Приведённый текст
+ + +
Эта последняя зима в Ялте была очень тягостной. Здоровье Антона Павловича настолько ухудшилось, что врачи послали его в Москву.

Совсем расхворавшимся он приехал в Москву в мае. Ходить не мог, несколько недель пролежал в постели. Ясно сознавал грозящую опасность: Н. Д. Телешеву, пришедшему его навестить, сказал, что «едет умирать», — доктора посылали его за границу, где, в Берлине, он должен был посоветоваться о дальнейшем курсе лечения у знаменитого Эвальда.

5 мая Антон Павлович вместе с женой выехал в Берлин. Эвальд послал его в Шварцвальд на курорт Баденвейлер. Здоровье его, вначале улучшившееся, стало опять сдавать и настолько, что хозяин виллы, где жили Чеховы, испугавшись возможной катастрофы, предложил им покинуть его дом.

Антон Павлович умер в ночь на 2 июля. Последний его день прошел так. После трех тяжелых, тревожных дней ему к вечеру 1 июля стало легче и он попросил Ольгу Леонардовну прогуляться по парку. Когда же она пришла, Чехов стал беспокоиться, почему она не идет ужинать. Жена отвечала, что гонг еще не прозвонил.
+ + +
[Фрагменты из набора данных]
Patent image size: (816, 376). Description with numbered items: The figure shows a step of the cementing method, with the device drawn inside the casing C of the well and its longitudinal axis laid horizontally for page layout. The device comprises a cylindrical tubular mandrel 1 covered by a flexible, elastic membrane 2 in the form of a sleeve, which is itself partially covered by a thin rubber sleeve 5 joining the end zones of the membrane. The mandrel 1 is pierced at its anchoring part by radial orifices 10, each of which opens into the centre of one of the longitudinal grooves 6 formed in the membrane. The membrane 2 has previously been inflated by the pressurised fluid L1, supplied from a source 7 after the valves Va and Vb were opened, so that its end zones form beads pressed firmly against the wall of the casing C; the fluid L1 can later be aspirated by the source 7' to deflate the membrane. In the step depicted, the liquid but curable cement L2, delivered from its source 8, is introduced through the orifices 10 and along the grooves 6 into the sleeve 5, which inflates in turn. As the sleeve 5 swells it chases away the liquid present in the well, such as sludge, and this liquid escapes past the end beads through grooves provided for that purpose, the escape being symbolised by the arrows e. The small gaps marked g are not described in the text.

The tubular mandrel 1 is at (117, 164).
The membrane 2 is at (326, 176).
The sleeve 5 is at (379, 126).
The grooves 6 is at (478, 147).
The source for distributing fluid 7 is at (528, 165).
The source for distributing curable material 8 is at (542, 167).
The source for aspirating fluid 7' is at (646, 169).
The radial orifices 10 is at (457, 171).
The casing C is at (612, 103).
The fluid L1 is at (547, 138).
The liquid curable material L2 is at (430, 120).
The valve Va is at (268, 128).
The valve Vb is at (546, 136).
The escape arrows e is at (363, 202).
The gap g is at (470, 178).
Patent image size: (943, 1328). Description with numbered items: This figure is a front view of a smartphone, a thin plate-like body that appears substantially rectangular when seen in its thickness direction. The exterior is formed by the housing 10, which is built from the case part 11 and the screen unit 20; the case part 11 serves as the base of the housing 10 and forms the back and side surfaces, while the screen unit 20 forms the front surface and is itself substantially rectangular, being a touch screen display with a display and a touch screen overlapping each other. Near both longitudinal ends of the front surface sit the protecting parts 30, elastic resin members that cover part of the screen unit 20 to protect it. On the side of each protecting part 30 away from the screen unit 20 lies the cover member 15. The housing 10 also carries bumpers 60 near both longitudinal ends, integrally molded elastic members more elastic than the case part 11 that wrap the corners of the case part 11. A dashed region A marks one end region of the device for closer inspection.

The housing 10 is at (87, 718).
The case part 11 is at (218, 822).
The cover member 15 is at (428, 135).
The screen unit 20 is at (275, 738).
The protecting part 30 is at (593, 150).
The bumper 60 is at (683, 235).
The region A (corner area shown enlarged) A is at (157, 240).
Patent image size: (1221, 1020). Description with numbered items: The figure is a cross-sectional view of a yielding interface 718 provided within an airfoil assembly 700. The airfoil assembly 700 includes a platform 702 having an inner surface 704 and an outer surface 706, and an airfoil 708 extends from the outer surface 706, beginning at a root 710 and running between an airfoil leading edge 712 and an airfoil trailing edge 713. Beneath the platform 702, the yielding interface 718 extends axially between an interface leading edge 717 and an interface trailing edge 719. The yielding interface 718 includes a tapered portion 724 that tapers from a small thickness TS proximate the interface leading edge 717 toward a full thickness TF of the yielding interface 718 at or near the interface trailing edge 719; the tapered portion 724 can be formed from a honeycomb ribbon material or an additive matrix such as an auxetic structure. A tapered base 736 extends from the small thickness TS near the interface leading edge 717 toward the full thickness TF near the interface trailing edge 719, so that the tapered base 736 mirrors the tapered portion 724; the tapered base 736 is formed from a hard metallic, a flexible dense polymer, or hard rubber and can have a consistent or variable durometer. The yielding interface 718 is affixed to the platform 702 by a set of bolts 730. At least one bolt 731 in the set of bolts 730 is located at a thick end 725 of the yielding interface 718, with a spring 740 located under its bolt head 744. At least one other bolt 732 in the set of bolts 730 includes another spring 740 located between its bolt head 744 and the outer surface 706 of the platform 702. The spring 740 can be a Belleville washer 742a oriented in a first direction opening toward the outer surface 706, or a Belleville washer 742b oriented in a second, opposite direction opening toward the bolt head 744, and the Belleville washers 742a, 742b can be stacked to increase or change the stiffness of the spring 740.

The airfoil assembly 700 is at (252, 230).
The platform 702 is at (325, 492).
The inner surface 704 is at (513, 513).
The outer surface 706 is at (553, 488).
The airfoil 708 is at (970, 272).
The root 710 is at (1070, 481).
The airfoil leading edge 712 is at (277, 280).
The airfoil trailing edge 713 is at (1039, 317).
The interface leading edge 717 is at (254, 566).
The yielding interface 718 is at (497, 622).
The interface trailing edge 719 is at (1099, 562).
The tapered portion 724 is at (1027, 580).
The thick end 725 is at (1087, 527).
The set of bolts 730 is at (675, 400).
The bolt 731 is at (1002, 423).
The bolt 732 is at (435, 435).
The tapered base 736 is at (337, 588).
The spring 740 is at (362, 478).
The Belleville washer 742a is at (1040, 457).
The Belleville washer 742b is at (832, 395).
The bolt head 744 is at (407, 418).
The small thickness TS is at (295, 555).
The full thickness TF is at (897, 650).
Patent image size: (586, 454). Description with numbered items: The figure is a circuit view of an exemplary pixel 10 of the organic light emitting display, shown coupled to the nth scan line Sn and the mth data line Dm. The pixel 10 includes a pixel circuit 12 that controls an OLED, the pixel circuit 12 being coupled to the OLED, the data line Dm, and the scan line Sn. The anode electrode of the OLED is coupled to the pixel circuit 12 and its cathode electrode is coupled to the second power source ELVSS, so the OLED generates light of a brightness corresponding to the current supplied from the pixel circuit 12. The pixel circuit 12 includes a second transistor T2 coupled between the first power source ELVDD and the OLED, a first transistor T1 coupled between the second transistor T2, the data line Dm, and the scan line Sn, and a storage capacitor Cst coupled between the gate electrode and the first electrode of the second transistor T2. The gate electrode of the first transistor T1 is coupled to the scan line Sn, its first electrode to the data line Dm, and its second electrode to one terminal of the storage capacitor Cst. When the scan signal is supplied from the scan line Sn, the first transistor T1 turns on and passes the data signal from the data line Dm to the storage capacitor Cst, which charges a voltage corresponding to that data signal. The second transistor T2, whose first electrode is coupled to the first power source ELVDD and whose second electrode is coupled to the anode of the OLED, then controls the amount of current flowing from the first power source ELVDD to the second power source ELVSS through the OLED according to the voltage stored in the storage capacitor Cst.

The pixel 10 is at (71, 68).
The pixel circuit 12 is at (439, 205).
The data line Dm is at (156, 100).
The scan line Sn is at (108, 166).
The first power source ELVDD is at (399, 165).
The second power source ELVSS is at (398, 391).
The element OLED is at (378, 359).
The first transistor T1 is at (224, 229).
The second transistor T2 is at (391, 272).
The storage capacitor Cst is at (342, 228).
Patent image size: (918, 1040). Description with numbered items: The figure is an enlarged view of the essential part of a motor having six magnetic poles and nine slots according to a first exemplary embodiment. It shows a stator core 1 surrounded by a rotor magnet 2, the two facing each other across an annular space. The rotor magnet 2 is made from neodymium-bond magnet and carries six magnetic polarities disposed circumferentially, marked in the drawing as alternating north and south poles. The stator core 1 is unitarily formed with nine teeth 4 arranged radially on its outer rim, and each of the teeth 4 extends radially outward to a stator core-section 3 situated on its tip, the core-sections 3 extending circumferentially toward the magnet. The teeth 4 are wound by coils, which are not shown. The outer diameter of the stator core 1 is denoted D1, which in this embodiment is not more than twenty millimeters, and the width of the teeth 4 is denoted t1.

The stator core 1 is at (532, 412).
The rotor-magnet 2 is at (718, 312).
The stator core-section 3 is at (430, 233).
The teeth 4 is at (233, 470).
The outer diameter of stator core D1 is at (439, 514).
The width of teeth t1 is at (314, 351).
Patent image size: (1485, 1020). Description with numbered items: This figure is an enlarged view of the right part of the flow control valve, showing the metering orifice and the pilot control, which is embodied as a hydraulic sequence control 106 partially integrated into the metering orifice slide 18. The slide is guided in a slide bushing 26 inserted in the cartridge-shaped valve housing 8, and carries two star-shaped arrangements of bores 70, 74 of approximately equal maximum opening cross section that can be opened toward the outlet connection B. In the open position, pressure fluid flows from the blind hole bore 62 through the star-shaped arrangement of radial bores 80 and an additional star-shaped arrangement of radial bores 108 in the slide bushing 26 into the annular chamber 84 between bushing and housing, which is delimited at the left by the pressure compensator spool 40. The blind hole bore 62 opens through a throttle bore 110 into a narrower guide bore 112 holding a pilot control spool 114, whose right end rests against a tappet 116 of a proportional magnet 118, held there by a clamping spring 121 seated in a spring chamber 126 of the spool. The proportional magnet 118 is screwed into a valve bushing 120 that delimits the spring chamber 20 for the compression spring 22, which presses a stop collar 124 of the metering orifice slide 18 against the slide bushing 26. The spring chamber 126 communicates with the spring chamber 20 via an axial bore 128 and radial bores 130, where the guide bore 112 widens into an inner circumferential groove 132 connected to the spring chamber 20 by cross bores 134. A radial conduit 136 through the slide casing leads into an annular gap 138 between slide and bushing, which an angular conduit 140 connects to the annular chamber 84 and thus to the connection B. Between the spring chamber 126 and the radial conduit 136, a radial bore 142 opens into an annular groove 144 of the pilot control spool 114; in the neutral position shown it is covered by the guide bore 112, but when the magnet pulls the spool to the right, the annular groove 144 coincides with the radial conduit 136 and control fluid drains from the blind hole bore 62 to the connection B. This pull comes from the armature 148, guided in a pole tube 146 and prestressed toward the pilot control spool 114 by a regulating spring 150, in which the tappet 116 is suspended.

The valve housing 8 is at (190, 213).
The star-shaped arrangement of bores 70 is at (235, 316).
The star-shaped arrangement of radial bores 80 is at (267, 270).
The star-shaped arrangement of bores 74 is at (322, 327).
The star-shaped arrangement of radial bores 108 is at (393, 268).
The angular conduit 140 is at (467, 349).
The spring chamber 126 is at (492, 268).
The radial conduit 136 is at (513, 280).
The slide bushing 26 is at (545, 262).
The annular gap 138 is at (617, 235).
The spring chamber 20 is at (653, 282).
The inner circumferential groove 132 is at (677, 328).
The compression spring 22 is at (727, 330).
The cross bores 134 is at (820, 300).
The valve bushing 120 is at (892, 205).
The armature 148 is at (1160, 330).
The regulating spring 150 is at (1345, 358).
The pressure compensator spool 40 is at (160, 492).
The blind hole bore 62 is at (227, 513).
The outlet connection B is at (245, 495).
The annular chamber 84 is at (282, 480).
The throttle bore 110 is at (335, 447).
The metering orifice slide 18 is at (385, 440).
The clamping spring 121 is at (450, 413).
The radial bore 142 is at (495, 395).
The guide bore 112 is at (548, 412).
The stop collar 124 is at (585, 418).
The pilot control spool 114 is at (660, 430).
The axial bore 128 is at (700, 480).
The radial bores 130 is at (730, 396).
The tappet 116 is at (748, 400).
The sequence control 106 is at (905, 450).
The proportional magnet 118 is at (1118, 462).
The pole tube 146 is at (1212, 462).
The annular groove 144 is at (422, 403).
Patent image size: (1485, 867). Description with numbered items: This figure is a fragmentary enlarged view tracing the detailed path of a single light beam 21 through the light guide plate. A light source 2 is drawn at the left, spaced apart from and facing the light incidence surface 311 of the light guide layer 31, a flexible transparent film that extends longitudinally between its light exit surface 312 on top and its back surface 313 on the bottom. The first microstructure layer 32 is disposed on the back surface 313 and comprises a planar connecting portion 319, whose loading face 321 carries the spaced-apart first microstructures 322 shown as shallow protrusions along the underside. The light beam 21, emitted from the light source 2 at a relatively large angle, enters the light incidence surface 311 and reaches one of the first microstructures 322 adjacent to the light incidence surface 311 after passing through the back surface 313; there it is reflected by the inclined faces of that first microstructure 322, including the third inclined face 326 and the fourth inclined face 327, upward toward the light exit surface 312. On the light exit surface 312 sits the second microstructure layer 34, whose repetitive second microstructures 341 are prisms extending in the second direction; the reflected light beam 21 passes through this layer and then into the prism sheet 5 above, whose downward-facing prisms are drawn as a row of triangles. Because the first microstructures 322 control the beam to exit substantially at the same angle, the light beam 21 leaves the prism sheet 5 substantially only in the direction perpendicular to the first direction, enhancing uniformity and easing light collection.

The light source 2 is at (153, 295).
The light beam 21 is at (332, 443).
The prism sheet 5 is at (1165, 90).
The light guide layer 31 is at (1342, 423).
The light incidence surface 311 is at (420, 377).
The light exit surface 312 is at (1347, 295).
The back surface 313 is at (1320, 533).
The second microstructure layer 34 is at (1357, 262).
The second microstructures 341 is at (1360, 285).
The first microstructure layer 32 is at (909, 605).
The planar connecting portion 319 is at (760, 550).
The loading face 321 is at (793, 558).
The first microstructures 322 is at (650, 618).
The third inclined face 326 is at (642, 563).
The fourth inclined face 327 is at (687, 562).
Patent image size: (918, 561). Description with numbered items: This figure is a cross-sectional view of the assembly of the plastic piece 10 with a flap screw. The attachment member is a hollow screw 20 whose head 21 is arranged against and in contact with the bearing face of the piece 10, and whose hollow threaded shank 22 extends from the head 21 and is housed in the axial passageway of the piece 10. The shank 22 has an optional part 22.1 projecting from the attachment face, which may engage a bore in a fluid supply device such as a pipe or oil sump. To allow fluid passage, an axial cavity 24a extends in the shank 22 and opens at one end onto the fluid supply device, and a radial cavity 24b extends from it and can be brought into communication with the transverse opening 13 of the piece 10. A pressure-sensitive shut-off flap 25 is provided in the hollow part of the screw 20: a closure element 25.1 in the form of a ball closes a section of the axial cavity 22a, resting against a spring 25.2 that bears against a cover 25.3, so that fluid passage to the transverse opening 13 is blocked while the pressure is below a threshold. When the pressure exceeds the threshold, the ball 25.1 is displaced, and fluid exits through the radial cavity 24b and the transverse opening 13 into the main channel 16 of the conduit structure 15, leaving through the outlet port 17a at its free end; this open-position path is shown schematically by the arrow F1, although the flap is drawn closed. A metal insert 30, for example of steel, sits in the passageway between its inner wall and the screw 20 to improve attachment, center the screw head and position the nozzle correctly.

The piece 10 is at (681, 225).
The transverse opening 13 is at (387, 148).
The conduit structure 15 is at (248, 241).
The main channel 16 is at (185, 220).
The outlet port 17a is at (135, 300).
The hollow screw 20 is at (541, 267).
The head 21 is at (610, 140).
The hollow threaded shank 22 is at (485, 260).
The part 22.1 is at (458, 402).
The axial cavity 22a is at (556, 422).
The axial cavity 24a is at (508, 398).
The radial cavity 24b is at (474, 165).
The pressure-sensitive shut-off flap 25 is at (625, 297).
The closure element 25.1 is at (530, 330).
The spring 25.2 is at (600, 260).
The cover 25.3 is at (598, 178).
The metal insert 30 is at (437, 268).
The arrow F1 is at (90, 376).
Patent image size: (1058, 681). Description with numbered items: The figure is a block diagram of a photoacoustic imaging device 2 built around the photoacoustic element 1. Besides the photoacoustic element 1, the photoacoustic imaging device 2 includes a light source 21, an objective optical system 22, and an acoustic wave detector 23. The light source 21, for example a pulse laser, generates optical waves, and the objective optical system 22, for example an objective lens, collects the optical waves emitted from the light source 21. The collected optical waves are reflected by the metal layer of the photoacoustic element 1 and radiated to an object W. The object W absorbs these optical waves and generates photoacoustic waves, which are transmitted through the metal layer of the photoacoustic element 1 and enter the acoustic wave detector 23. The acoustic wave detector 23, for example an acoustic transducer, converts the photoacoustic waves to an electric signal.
+ + +
Условия задания
**A)** Скопируйте из текста о последних месяцах Чехова фрагмент между словами «5 мая Антон» и «еще не прозвонил.» включительно, без изменений.
**B)** Изложите в виде краткого списка абзац текста о последних месяцах Чехова, начинающийся словами «5 мая Антон Павлович», сохранив его основные факты.

Ответы к заданиям
**A)**
5 мая Антон Павлович вместе с женой выехал в Берлин. Эвальд послал его в Шварцвальд на курорт Баденвейлер. Здоровье его, вначале улучшившееся, стало опять сдавать и настолько, что хозяин виллы, где жили Чеховы, испугавшись возможной катастрофы, предложил им покинуть его дом.

Антон Павлович умер в ночь на 2 июля. Последний его день прошел так. После трех тяжелых, тревожных дней ему к вечеру 1 июля стало легче и он попросил Ольгу Леонардовну прогуляться по парку. Когда же она пришла, Чехов стал беспокоиться, почему она не идет ужинать. Жена отвечала, что гонг еще не прозвонил.

**B)**
- 5 мая Антон Павлович вместе с женой выехал в Берлин.
- Эвальд направил его на курорт Баденвейлер в Шварцвальде.
- Здоровье сначала улучшилось, затем снова стало ухудшаться.
- Хозяин виллы, опасаясь возможной катастрофы, предложил Чеховым покинуть его дом.